◆ **WHAT YOU NEED TO DO**
**a.** Put this sentence from the anime review into Spanish: "We saw Natsume trying too hard, but for the right reasons."
**b.** From the anime review, reproduce word for word the passage starting at "Brains Base just" and ending at "highly entertaining way.".

◆ **SUPPLIED TEXT**
....................
Brains Base just delivers.  They deliver with original series, they deliver with adaptations, and they even deliver with anime-original endings of manga adaptations.  If there was ever a show that deserved more than one cour, it’s this one – but economic realities are what they are.  Given the timeless dilemma studios face in this situation, Brains Base and director Kaburaki Hiro did exactly what they should have – left things open-ended but still found a way to touch base with the feelings of all the main cast in a highly entertaining way.

What we have this episode is something of a “best of” episode comprised of entirely new material.  I say that because each cast member was shown off being themselves, and the series itself displayed all of its many faces.  For my money Tonari may just have the deepest cast of any anime this year, and might be the most balanced show in terms of finding the perfect emotional mix.  Here we saw Shizuku being overzealous in her studying, somewhat cold, and brazenly self-analytical.  We saw Natsume trying too hard, but for the right reasons.  We say Sasayan smiling on the outside at the center of the group, holding his true feelings inside.  Even Yamaken (tsundere and delusional) and both groups of extended friends (goofy and outrageously lacking in common sense) were at their best.  Most of all we saw Haru being a complete loose cannon, a force of nature that was quite beyond the ability of any of his friends to understand.
....................
◆ **Records with labeled boxes**
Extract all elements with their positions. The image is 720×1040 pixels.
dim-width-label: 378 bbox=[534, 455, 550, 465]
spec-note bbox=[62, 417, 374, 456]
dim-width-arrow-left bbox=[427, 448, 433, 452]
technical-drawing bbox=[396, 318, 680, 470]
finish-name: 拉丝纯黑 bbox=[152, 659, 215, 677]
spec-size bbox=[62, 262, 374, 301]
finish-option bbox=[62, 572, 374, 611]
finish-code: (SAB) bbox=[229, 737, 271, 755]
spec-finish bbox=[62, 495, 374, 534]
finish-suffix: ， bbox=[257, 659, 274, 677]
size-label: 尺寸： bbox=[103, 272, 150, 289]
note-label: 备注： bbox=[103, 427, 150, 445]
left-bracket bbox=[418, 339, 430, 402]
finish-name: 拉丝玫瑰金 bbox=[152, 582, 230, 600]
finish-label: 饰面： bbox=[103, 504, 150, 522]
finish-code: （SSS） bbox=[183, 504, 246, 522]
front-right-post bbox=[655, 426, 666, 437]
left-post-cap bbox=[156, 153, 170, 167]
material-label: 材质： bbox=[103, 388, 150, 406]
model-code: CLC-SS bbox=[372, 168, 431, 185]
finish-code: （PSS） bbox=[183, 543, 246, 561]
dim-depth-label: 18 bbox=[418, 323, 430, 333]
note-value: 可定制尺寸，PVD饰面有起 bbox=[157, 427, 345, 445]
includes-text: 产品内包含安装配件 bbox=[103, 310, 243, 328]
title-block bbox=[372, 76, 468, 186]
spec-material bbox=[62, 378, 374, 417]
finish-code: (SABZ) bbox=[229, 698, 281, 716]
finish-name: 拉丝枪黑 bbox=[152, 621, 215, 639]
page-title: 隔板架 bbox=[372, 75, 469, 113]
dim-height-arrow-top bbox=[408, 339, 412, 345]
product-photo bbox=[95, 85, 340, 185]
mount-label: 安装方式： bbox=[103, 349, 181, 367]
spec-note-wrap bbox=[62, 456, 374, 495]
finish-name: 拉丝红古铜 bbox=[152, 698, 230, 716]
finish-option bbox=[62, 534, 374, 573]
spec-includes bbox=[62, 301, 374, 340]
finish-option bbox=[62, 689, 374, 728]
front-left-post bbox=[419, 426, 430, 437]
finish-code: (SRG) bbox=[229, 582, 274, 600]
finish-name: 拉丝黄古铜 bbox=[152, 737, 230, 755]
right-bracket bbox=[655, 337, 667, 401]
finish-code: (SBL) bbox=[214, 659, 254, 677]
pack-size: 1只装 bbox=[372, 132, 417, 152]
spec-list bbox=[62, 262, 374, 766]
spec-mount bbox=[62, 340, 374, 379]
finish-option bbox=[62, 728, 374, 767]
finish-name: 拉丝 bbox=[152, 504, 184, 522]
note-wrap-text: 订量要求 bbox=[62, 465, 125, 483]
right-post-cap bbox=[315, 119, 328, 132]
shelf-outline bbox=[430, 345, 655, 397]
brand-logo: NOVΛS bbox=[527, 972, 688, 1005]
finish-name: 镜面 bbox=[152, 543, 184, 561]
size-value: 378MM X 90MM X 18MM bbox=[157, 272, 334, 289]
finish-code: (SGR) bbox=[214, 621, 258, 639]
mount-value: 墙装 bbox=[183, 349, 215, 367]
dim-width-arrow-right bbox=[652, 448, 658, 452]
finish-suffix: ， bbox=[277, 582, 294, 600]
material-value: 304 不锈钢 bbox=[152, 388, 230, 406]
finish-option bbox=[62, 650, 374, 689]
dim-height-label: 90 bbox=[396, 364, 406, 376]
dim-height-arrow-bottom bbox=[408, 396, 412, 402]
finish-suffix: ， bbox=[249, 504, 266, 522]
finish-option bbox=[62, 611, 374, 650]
....................
◆ **RESPONSES BY TASK**
**a.** Vimos a Natsume esforzándose demasiado, pero por las razones correctas.

**b.**
Brains Base just delivers.  They deliver with original series, they deliver with adaptations, and they even deliver with anime-original endings of manga adaptations.  If there was ever a show that deserved more than one cour, it’s this one – but economic realities are what they are.  Given the timeless dilemma studios face in this situation, Brains Base and director Kaburaki Hiro did exactly what they should have – left things open-ended but still found a way to touch base with the feelings of all the main cast in a highly entertaining way.